=== Exercise input ===
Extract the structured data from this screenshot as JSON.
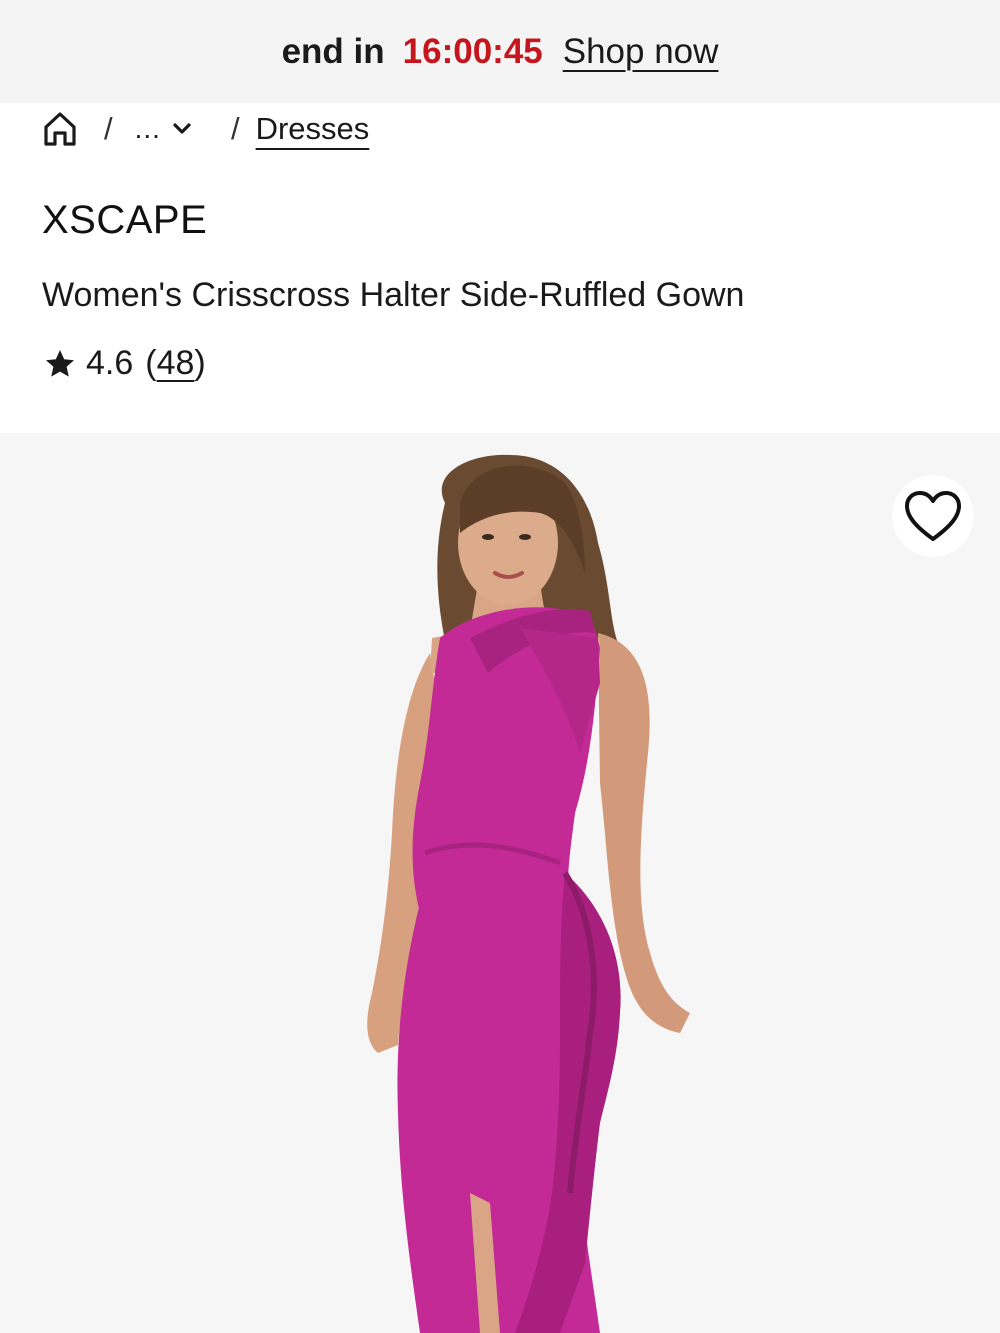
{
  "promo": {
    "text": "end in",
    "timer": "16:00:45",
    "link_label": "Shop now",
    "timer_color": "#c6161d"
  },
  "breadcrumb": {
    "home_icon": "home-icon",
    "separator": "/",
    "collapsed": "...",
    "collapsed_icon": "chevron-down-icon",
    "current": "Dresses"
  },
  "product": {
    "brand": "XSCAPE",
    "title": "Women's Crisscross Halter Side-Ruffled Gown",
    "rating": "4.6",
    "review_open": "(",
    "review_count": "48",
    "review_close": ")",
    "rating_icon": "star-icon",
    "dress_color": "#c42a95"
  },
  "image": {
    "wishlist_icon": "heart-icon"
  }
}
===
Set task
The entries above are to be returned exactly, without their pictures.

Correct result
Extract the structured data from this screenshot as JSON.
{
  "promo": {
    "text": "end in",
    "timer": "16:00:45",
    "link_label": "Shop now",
    "timer_color": "#c6161d"
  },
  "breadcrumb": {
    "home_icon": "home-icon",
    "separator": "/",
    "collapsed": "...",
    "collapsed_icon": "chevron-down-icon",
    "current": "Dresses"
  },
  "product": {
    "brand": "XSCAPE",
    "title": "Women's Crisscross Halter Side-Ruffled Gown",
    "rating": "4.6",
    "review_open": "(",
    "review_count": "48",
    "review_close": ")",
    "rating_icon": "star-icon",
    "dress_color": "#c42a95"
  },
  "image": {
    "wishlist_icon": "heart-icon"
  }
}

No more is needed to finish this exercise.